- EXTRAIT À LIRE -
----

Depuis le 11 mai 2026, la France dispose d’un cadre légal d’urgence pour contenir le risque d’hantavirus lié au navire de croisière MV Hondius : un décret signé par le Premier ministre Sébastien Lecornu impose une quarantaine stricte aux passagers rapatriés et à leurs contacts directs. Une ressortissante française hospitalisée à l’hôpital Bichat, à Paris, a été testée positive ; quatre autres compatriotes restent isolés dans l’attente d’une évaluation médicale. Face aux rumeurs de confinement général qui prolifèrent sur les réseaux sociaux, les spécialistes de santé publique sont unanimes : ce scénario n’est pas envisageable.
En bref
- —1 Française testée positive, hospitalisée en soins intensifs à Bichat.
- —22 cas contacts en France, quarantaine imposée sous 72 heures.
- —Les experts excluent tout risque de confinement national.

----

- PROBLÈMES À RÉSOUDRE -
1 - Reformulez sous forme de liste le paragraphe de l'extrait sur l'hantavirus qui commence par « Depuis le 11 mai 2026 », en gardant ses faits principaux.
2 - Poursuivez l'extrait sur l'hantavirus à partir de sa dernière ligne, s'il vous plaît.

- DONNÉES PRÉSENTÉES -

----

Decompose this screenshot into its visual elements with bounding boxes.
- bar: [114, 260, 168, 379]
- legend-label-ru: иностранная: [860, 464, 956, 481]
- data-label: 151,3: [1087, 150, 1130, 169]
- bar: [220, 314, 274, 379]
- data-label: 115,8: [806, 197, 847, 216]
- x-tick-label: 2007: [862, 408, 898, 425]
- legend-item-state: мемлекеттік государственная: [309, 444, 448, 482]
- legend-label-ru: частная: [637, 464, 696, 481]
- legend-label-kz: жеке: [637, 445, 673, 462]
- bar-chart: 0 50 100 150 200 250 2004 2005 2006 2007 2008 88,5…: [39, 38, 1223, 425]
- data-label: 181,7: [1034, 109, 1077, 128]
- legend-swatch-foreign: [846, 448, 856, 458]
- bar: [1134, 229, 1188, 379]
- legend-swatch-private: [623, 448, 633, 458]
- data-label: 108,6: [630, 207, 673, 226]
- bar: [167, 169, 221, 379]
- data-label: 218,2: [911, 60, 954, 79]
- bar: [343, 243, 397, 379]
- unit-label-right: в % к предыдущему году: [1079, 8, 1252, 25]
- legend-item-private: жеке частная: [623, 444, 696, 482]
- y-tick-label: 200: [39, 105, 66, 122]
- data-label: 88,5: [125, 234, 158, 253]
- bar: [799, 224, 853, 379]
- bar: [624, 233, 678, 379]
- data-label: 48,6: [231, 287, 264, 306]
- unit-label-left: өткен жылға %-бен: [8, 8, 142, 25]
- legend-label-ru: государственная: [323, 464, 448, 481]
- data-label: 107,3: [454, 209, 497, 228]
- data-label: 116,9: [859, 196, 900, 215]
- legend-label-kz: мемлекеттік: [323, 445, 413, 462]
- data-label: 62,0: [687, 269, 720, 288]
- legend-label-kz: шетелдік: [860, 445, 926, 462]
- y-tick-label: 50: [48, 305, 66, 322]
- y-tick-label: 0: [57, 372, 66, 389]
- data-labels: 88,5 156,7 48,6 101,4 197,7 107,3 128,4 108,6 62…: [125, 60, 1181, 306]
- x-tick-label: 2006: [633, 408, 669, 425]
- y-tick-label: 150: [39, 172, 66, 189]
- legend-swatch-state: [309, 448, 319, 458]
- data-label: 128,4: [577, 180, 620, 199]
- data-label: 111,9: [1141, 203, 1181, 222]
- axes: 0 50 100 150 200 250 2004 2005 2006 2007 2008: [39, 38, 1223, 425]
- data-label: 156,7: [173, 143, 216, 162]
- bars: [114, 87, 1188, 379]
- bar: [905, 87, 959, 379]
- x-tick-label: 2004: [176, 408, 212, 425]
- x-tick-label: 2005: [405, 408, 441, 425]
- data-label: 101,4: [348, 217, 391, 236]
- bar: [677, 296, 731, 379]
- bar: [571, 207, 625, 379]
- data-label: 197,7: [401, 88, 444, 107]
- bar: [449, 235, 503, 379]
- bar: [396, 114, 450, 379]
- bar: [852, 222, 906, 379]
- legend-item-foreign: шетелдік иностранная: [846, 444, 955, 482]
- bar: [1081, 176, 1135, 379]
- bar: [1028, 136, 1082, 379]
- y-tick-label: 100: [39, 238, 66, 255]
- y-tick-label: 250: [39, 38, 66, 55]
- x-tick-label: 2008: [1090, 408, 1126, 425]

----

- RÉPONSES -
1 -
- Depuis le 11 mai 2026, un décret du Premier ministre Sébastien Lecornu fixe un cadre légal d'urgence contre le risque d'hantavirus lié au navire de croisière MV Hondius.
- Ce décret impose une quarantaine stricte aux passagers rapatriés et à leurs contacts directs.
- Une ressortissante française, hospitalisée à l'hôpital Bichat à Paris, a été testée positive.
- Quatre autres Français restent isolés en attendant une évaluation médicale.
- Les spécialistes de santé publique jugent unanimement impossible le confinement général évoqué par les rumeurs sur les réseaux sociaux.

2 -
Du MV Hondius à Ténérife : quarante jours de crise en mer
Le MV Hondius, navire d’expédition battant pavillon néerlandais, a quitté le port d’Ushuaïa, en Argentine, le 1er avril 2026 avec 147 passagers de 23 nationalités à bord. Moins de deux semaines plus tard, un premier passager décédait du virus, le 11 avril. Son corps a été transporté à terre à Sainte-Hélène le 24 avril ; sa femme, qui avait débarqué sur l’île, est morte deux jours plus tard dans un hôpital de Johannesburg. Un troisième décès est survenu à bord le 2 mai.

C’est à cette date que l’Organisation mondiale de la Santé a reçu son premier signalement de l’épidémie. Le navire, alors en route vers l’Europe, a été bloqué le 3 mai au large de Praia, dans l’archipel du Cap-Vert, avant d’être redirigé vers les îles Canaries. Il a finalement accosté à Ténérife le 10 mai, où les passagers ont pu débarquer après quarante jours en mer.